* _Record list_
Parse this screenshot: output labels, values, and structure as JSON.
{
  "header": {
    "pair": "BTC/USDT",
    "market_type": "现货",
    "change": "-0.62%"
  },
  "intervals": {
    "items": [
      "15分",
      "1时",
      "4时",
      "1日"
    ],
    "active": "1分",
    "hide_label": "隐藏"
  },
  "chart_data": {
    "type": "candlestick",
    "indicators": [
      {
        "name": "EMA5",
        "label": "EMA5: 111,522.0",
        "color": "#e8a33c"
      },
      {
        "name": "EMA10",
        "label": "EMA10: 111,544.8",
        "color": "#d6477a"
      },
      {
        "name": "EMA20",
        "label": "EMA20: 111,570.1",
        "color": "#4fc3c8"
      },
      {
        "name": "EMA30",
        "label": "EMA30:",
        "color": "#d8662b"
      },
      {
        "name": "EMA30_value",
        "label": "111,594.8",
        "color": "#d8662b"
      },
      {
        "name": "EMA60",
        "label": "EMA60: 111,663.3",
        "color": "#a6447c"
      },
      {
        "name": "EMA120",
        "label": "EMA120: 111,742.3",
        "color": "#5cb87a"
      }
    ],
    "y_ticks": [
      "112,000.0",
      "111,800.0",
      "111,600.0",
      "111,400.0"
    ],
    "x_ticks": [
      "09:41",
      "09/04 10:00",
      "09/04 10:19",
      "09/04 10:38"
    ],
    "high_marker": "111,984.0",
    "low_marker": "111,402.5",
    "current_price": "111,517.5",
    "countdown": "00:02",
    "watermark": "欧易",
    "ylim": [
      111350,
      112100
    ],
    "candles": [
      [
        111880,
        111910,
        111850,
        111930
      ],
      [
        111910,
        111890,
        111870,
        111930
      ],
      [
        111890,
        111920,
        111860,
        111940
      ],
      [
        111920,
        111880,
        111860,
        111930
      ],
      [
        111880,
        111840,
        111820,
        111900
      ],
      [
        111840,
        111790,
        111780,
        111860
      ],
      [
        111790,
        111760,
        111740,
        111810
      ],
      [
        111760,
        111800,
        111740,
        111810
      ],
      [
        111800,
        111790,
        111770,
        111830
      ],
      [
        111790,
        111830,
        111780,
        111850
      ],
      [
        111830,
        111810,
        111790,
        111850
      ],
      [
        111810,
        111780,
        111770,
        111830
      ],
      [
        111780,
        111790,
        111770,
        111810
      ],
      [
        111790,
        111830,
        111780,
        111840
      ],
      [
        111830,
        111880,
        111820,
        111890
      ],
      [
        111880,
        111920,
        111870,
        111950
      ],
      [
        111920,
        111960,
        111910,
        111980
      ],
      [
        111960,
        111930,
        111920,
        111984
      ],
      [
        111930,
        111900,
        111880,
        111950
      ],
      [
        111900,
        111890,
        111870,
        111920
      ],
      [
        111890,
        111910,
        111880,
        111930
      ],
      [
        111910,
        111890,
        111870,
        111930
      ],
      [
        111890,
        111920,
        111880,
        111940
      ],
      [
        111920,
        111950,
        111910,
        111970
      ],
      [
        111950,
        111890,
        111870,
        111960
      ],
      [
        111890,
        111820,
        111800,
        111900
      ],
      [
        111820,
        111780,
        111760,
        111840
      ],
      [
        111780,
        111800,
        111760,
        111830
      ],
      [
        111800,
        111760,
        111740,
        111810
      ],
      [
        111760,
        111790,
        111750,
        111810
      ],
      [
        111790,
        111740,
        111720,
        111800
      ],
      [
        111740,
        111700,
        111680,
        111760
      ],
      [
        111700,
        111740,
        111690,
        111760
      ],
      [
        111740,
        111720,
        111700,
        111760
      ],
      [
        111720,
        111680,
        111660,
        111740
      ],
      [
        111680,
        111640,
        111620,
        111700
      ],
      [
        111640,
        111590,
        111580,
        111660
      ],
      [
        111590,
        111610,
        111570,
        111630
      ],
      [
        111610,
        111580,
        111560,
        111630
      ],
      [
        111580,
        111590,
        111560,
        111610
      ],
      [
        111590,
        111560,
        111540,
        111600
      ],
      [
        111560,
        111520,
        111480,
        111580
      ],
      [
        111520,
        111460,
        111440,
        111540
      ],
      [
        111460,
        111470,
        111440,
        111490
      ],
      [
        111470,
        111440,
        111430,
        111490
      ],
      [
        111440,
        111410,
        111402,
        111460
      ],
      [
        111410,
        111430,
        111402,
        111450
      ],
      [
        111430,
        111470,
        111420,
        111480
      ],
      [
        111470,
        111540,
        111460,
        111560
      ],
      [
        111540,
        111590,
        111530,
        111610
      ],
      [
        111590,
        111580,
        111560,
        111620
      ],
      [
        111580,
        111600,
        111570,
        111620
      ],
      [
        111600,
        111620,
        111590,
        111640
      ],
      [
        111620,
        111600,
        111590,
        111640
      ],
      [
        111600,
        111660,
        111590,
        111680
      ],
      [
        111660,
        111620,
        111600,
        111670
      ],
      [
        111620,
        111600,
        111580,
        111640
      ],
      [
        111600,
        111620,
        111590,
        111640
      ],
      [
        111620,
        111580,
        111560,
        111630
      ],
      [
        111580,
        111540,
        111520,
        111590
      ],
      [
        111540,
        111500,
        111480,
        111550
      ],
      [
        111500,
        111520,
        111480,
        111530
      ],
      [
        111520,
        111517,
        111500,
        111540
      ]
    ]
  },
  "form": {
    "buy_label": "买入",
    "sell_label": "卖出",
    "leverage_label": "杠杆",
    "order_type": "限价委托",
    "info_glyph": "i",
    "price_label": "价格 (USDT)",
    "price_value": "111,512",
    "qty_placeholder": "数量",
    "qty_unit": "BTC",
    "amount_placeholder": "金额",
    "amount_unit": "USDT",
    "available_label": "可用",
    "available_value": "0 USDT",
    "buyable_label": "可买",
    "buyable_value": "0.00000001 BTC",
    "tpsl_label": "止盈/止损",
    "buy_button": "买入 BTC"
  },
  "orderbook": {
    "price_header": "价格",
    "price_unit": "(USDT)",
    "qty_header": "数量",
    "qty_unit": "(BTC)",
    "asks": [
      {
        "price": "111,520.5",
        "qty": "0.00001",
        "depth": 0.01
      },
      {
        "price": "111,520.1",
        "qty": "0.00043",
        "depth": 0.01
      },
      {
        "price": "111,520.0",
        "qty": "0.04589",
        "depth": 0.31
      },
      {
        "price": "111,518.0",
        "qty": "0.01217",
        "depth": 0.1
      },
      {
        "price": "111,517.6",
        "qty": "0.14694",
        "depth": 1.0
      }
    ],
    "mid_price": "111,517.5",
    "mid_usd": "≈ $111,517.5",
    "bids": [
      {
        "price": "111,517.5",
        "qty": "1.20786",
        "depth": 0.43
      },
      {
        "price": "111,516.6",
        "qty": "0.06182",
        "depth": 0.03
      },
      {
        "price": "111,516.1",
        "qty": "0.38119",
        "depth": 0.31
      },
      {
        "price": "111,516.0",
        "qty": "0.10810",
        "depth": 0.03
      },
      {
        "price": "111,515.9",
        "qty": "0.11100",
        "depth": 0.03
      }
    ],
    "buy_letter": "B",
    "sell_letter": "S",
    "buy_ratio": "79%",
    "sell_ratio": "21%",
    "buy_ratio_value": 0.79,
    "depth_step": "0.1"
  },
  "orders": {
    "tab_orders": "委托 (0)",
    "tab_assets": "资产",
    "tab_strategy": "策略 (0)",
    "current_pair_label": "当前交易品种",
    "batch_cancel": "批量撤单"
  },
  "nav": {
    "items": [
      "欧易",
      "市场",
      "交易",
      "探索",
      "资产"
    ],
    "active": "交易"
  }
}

* _Job_
Return all the data above once more, precisely as given.

* _Exercise solution_
Parse this screenshot: output labels, values, and structure as JSON.
{
  "header": {
    "pair": "BTC/USDT",
    "market_type": "现货",
    "change": "-0.62%"
  },
  "intervals": {
    "items": [
      "15分",
      "1时",
      "4时",
      "1日"
    ],
    "active": "1分",
    "hide_label": "隐藏"
  },
  "chart_data": {
    "type": "candlestick",
    "indicators": [
      {
        "name": "EMA5",
        "label": "EMA5: 111,522.0",
        "color": "#e8a33c"
      },
      {
        "name": "EMA10",
        "label": "EMA10: 111,544.8",
        "color": "#d6477a"
      },
      {
        "name": "EMA20",
        "label": "EMA20: 111,570.1",
        "color": "#4fc3c8"
      },
      {
        "name": "EMA30",
        "label": "EMA30:",
        "color": "#d8662b"
      },
      {
        "name": "EMA30_value",
        "label": "111,594.8",
        "color": "#d8662b"
      },
      {
        "name": "EMA60",
        "label": "EMA60: 111,663.3",
        "color": "#a6447c"
      },
      {
        "name": "EMA120",
        "label": "EMA120: 111,742.3",
        "color": "#5cb87a"
      }
    ],
    "y_ticks": [
      "112,000.0",
      "111,800.0",
      "111,600.0",
      "111,400.0"
    ],
    "x_ticks": [
      "09:41",
      "09/04 10:00",
      "09/04 10:19",
      "09/04 10:38"
    ],
    "high_marker": "111,984.0",
    "low_marker": "111,402.5",
    "current_price": "111,517.5",
    "countdown": "00:02",
    "watermark": "欧易",
    "ylim": [
      111350,
      112100
    ],
    "candles": [
      [
        111880,
        111910,
        111850,
        111930
      ],
      [
        111910,
        111890,
        111870,
        111930
      ],
      [
        111890,
        111920,
        111860,
        111940
      ],
      [
        111920,
        111880,
        111860,
        111930
      ],
      [
        111880,
        111840,
        111820,
        111900
      ],
      [
        111840,
        111790,
        111780,
        111860
      ],
      [
        111790,
        111760,
        111740,
        111810
      ],
      [
        111760,
        111800,
        111740,
        111810
      ],
      [
        111800,
        111790,
        111770,
        111830
      ],
      [
        111790,
        111830,
        111780,
        111850
      ],
      [
        111830,
        111810,
        111790,
        111850
      ],
      [
        111810,
        111780,
        111770,
        111830
      ],
      [
        111780,
        111790,
        111770,
        111810
      ],
      [
        111790,
        111830,
        111780,
        111840
      ],
      [
        111830,
        111880,
        111820,
        111890
      ],
      [
        111880,
        111920,
        111870,
        111950
      ],
      [
        111920,
        111960,
        111910,
        111980
      ],
      [
        111960,
        111930,
        111920,
        111984
      ],
      [
        111930,
        111900,
        111880,
        111950
      ],
      [
        111900,
        111890,
        111870,
        111920
      ],
      [
        111890,
        111910,
        111880,
        111930
      ],
      [
        111910,
        111890,
        111870,
        111930
      ],
      [
        111890,
        111920,
        111880,
        111940
      ],
      [
        111920,
        111950,
        111910,
        111970
      ],
      [
        111950,
        111890,
        111870,
        111960
      ],
      [
        111890,
        111820,
        111800,
        111900
      ],
      [
        111820,
        111780,
        111760,
        111840
      ],
      [
        111780,
        111800,
        111760,
        111830
      ],
      [
        111800,
        111760,
        111740,
        111810
      ],
      [
        111760,
        111790,
        111750,
        111810
      ],
      [
        111790,
        111740,
        111720,
        111800
      ],
      [
        111740,
        111700,
        111680,
        111760
      ],
      [
        111700,
        111740,
        111690,
        111760
      ],
      [
        111740,
        111720,
        111700,
        111760
      ],
      [
        111720,
        111680,
        111660,
        111740
      ],
      [
        111680,
        111640,
        111620,
        111700
      ],
      [
        111640,
        111590,
        111580,
        111660
      ],
      [
        111590,
        111610,
        111570,
        111630
      ],
      [
        111610,
        111580,
        111560,
        111630
      ],
      [
        111580,
        111590,
        111560,
        111610
      ],
      [
        111590,
        111560,
        111540,
        111600
      ],
      [
        111560,
        111520,
        111480,
        111580
      ],
      [
        111520,
        111460,
        111440,
        111540
      ],
      [
        111460,
        111470,
        111440,
        111490
      ],
      [
        111470,
        111440,
        111430,
        111490
      ],
      [
        111440,
        111410,
        111402,
        111460
      ],
      [
        111410,
        111430,
        111402,
        111450
      ],
      [
        111430,
        111470,
        111420,
        111480
      ],
      [
        111470,
        111540,
        111460,
        111560
      ],
      [
        111540,
        111590,
        111530,
        111610
      ],
      [
        111590,
        111580,
        111560,
        111620
      ],
      [
        111580,
        111600,
        111570,
        111620
      ],
      [
        111600,
        111620,
        111590,
        111640
      ],
      [
        111620,
        111600,
        111590,
        111640
      ],
      [
        111600,
        111660,
        111590,
        111680
      ],
      [
        111660,
        111620,
        111600,
        111670
      ],
      [
        111620,
        111600,
        111580,
        111640
      ],
      [
        111600,
        111620,
        111590,
        111640
      ],
      [
        111620,
        111580,
        111560,
        111630
      ],
      [
        111580,
        111540,
        111520,
        111590
      ],
      [
        111540,
        111500,
        111480,
        111550
      ],
      [
        111500,
        111520,
        111480,
        111530
      ],
      [
        111520,
        111517,
        111500,
        111540
      ]
    ]
  },
  "form": {
    "buy_label": "买入",
    "sell_label": "卖出",
    "leverage_label": "杠杆",
    "order_type": "限价委托",
    "info_glyph": "i",
    "price_label": "价格 (USDT)",
    "price_value": "111,512",
    "qty_placeholder": "数量",
    "qty_unit": "BTC",
    "amount_placeholder": "金额",
    "amount_unit": "USDT",
    "available_label": "可用",
    "available_value": "0 USDT",
    "buyable_label": "可买",
    "buyable_value": "0.00000001 BTC",
    "tpsl_label": "止盈/止损",
    "buy_button": "买入 BTC"
  },
  "orderbook": {
    "price_header": "价格",
    "price_unit": "(USDT)",
    "qty_header": "数量",
    "qty_unit": "(BTC)",
    "asks": [
      {
        "price": "111,520.5",
        "qty": "0.00001",
        "depth": 0.01
      },
      {
        "price": "111,520.1",
        "qty": "0.00043",
        "depth": 0.01
      },
      {
        "price": "111,520.0",
        "qty": "0.04589",
        "depth": 0.31
      },
      {
        "price": "111,518.0",
        "qty": "0.01217",
        "depth": 0.1
      },
      {
        "price": "111,517.6",
        "qty": "0.14694",
        "depth": 1.0
      }
    ],
    "mid_price": "111,517.5",
    "mid_usd": "≈ $111,517.5",
    "bids": [
      {
        "price": "111,517.5",
        "qty": "1.20786",
        "depth": 0.43
      },
      {
        "price": "111,516.6",
        "qty": "0.06182",
        "depth": 0.03
      },
      {
        "price": "111,516.1",
        "qty": "0.38119",
        "depth": 0.31
      },
      {
        "price": "111,516.0",
        "qty": "0.10810",
        "depth": 0.03
      },
      {
        "price": "111,515.9",
        "qty": "0.11100",
        "depth": 0.03
      }
    ],
    "buy_letter": "B",
    "sell_letter": "S",
    "buy_ratio": "79%",
    "sell_ratio": "21%",
    "buy_ratio_value": 0.79,
    "depth_step": "0.1"
  },
  "orders": {
    "tab_orders": "委托 (0)",
    "tab_assets": "资产",
    "tab_strategy": "策略 (0)",
    "current_pair_label": "当前交易品种",
    "batch_cancel": "批量撤单"
  },
  "nav": {
    "items": [
      "欧易",
      "市场",
      "交易",
      "探索",
      "资产"
    ],
    "active": "交易"
  }
}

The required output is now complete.